=== Your instructions ===
Within the listing below, locate all lines containing the word "this". Copy each one.

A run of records
START
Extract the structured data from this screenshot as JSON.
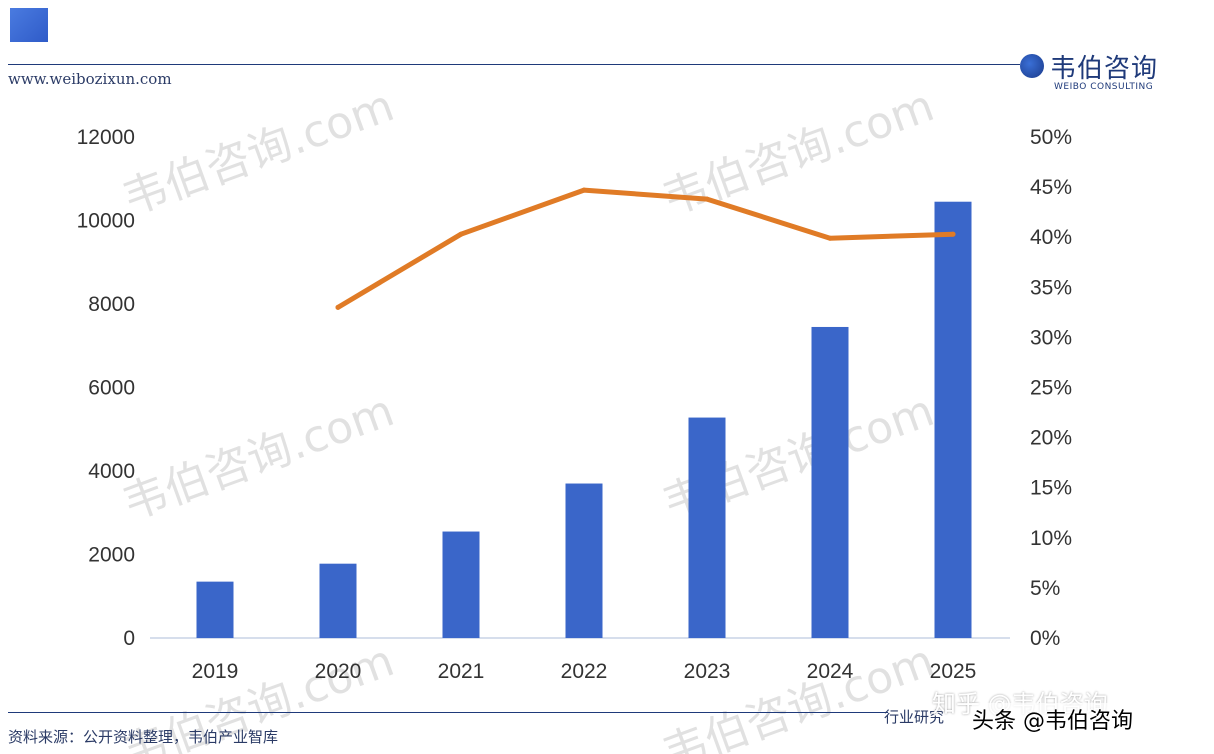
{
  "header": {
    "site_url": "www.weibozixun.com",
    "logo_name": "韦伯咨询",
    "logo_en": "WEIBO CONSULTING"
  },
  "footer": {
    "source": "资料来源：公开资料整理，韦伯产业智库",
    "right_text": "行业研究",
    "zhihu": "知乎 @韦伯咨询",
    "toutiao": "头条 @韦伯咨询"
  },
  "watermark": "韦伯咨询.com",
  "colors": {
    "bar": "#3a66c9",
    "line": "#e07b26",
    "axis": "#c9d3e6",
    "accent": "#1f3a7a"
  },
  "chart_data": {
    "type": "bar",
    "categories": [
      "2019",
      "2020",
      "2021",
      "2022",
      "2023",
      "2024",
      "2025"
    ],
    "series": [
      {
        "type": "bar",
        "axis": "left",
        "values": [
          1350,
          1780,
          2550,
          3700,
          5280,
          7450,
          10450
        ]
      },
      {
        "type": "line",
        "axis": "right",
        "values": [
          null,
          33.0,
          40.3,
          44.7,
          43.8,
          39.9,
          40.3
        ]
      }
    ],
    "y_left": {
      "min": 0,
      "max": 12000,
      "ticks": [
        "0",
        "2000",
        "4000",
        "6000",
        "8000",
        "10000",
        "12000"
      ]
    },
    "y_right": {
      "min": 0,
      "max": 50,
      "ticks": [
        "0%",
        "5%",
        "10%",
        "15%",
        "20%",
        "25%",
        "30%",
        "35%",
        "40%",
        "45%",
        "50%"
      ]
    },
    "grid": false,
    "legend": "top-left"
  }
}
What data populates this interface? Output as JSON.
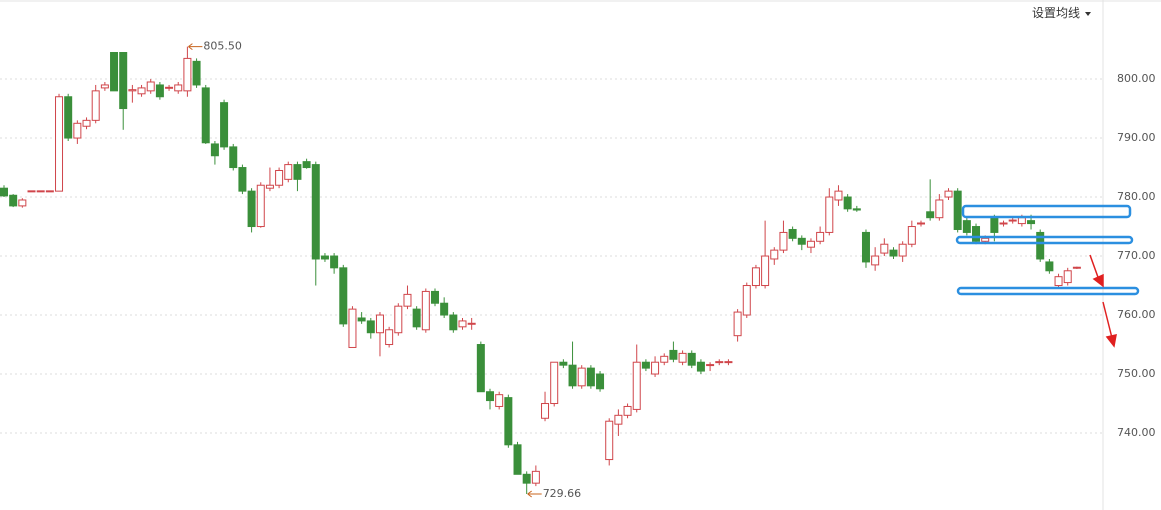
{
  "toolbar": {
    "button": "设置均线"
  },
  "chart_data": {
    "type": "candlestick",
    "open": [
      781.5,
      780.3,
      778.5,
      781,
      781,
      781,
      781,
      797,
      790,
      792,
      793,
      798.5,
      804.5,
      804.5,
      798,
      797.5,
      798,
      799,
      798.5,
      798,
      798,
      803,
      798.5,
      789,
      796,
      788.5,
      785,
      781,
      775,
      781.5,
      782,
      783,
      785.5,
      786,
      785.5,
      770,
      770,
      768,
      754.5,
      759.5,
      759,
      757,
      755,
      757,
      761.5,
      761,
      757.5,
      764,
      762,
      760,
      758,
      758.5,
      755,
      747,
      744.5,
      746,
      738,
      733,
      731.5,
      742.5,
      745,
      752,
      751.5,
      748,
      751,
      750,
      735.5,
      741.5,
      743,
      744,
      752,
      750,
      752,
      754,
      752,
      753.5,
      752,
      751.5,
      752,
      752,
      756.5,
      760,
      765,
      765,
      769.5,
      771,
      774.5,
      773,
      771.5,
      772.5,
      774,
      779.5,
      780,
      778,
      774,
      768.5,
      770.5,
      771,
      770,
      772,
      775.5,
      777.5,
      776.5,
      780,
      781,
      776,
      775,
      772.5,
      776.5,
      775.5,
      776,
      775.5,
      776,
      774,
      769,
      765,
      765.5,
      768
    ],
    "high": [
      782,
      780.5,
      779.8,
      781.1,
      781.1,
      781.1,
      797.5,
      797.5,
      793,
      793.5,
      799,
      799.5,
      804.5,
      804.5,
      799,
      799,
      800,
      799.5,
      799,
      799.5,
      805.5,
      803.5,
      799,
      789.5,
      796.5,
      789,
      785.5,
      781.5,
      782.5,
      785,
      785,
      786,
      786,
      786.5,
      786,
      770.5,
      770.5,
      768.5,
      761.5,
      760.5,
      759.5,
      760.5,
      758,
      762,
      765,
      761.5,
      764.5,
      764.5,
      763,
      760.5,
      759.5,
      759.5,
      755.5,
      747.5,
      747,
      746.5,
      738.5,
      733.5,
      734.5,
      747,
      752,
      752.5,
      755.5,
      751.5,
      751.5,
      750.5,
      742.5,
      744,
      745,
      755,
      752.5,
      753,
      753.5,
      755.5,
      754,
      754,
      752.5,
      752,
      752.5,
      752.5,
      761,
      765.5,
      768.5,
      776,
      771.5,
      776,
      775,
      773.5,
      773,
      775,
      781.5,
      782,
      780.5,
      778.5,
      774.5,
      771.5,
      773,
      771.5,
      772.5,
      776,
      776,
      783,
      780.5,
      781.5,
      781.5,
      776.5,
      775.5,
      773.5,
      777,
      776,
      776.5,
      777,
      777,
      774.5,
      769.5,
      767,
      768,
      768.2
    ],
    "low": [
      780,
      778.3,
      778.2,
      780.9,
      780.9,
      780.9,
      781,
      789.5,
      789,
      791.5,
      792.5,
      798,
      798,
      791.4,
      796,
      797,
      797.5,
      796.5,
      798,
      797.5,
      797,
      798.5,
      789,
      785.5,
      788,
      784.5,
      780.5,
      774,
      774.8,
      781,
      781.5,
      782.5,
      781,
      784.8,
      765,
      769,
      767,
      758,
      754.5,
      758.5,
      756,
      753,
      754.5,
      756.5,
      761,
      757.5,
      757,
      761.5,
      759.5,
      757,
      757.5,
      757.5,
      747,
      744,
      744,
      737.5,
      733,
      729.66,
      731,
      742,
      744.5,
      751,
      747.5,
      747.5,
      747.5,
      747,
      734.5,
      739.5,
      742.5,
      743.5,
      750.5,
      749.5,
      751.5,
      752,
      751.5,
      751,
      750,
      750.5,
      751.5,
      751.5,
      755.5,
      759.5,
      764.5,
      764.5,
      768.5,
      770.5,
      772.5,
      771,
      770.5,
      772,
      773.5,
      778.5,
      777.5,
      777.5,
      768,
      767.5,
      770,
      769.5,
      769,
      771.5,
      775,
      776,
      776,
      779.5,
      774,
      773.5,
      772,
      772,
      772.5,
      775,
      775.5,
      775,
      774.5,
      769,
      767,
      764.5,
      765,
      767.8
    ],
    "close": [
      780.2,
      778.5,
      779.5,
      781.05,
      781.05,
      781.05,
      797,
      790,
      792.5,
      793,
      798,
      799,
      798,
      795,
      798.2,
      798.5,
      799.5,
      797,
      798.6,
      799,
      803.5,
      799,
      789.2,
      787,
      788.5,
      785,
      781,
      775,
      782,
      782,
      784.5,
      785.5,
      783,
      785,
      769.5,
      769.5,
      768,
      758.5,
      761,
      759,
      757,
      760,
      757.5,
      761.5,
      763.5,
      758,
      764,
      762,
      760,
      757.5,
      759,
      758.6,
      747,
      745.5,
      746.5,
      738,
      733,
      731.5,
      733.5,
      745,
      752,
      751.5,
      748,
      751,
      748,
      747.5,
      742,
      743,
      744.5,
      752,
      751,
      752,
      753,
      752.5,
      753.5,
      751.5,
      750.5,
      751.6,
      752.1,
      752.1,
      760.5,
      765,
      768,
      770,
      771,
      774,
      773,
      772,
      772.5,
      774,
      780,
      781,
      778,
      777.8,
      769,
      770,
      772,
      770,
      772,
      775,
      775.6,
      776.5,
      779.5,
      781,
      774.5,
      774,
      772.5,
      773,
      774,
      775.6,
      776.1,
      776.5,
      775.5,
      769.5,
      767.5,
      766.5,
      767.5,
      768.1
    ],
    "up_color": "#d0454a",
    "down_color": "#3a8f3a",
    "high_label": "805.50",
    "low_label": "729.66",
    "annotation_color": "#c8641e",
    "ylim": [
      726.95,
      813.4
    ],
    "yticks": [
      {
        "value": 740,
        "label": "740.00"
      },
      {
        "value": 750,
        "label": "750.00"
      },
      {
        "value": 760,
        "label": "760.00"
      },
      {
        "value": 770,
        "label": "770.00"
      },
      {
        "value": 780,
        "label": "780.00"
      },
      {
        "value": 790,
        "label": "790.00"
      },
      {
        "value": 800,
        "label": "800.00"
      }
    ],
    "grid": true
  }
}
END
=== Full output ===
Extract the structured data from this screenshot as JSON.
What data populates this interface? Output as JSON.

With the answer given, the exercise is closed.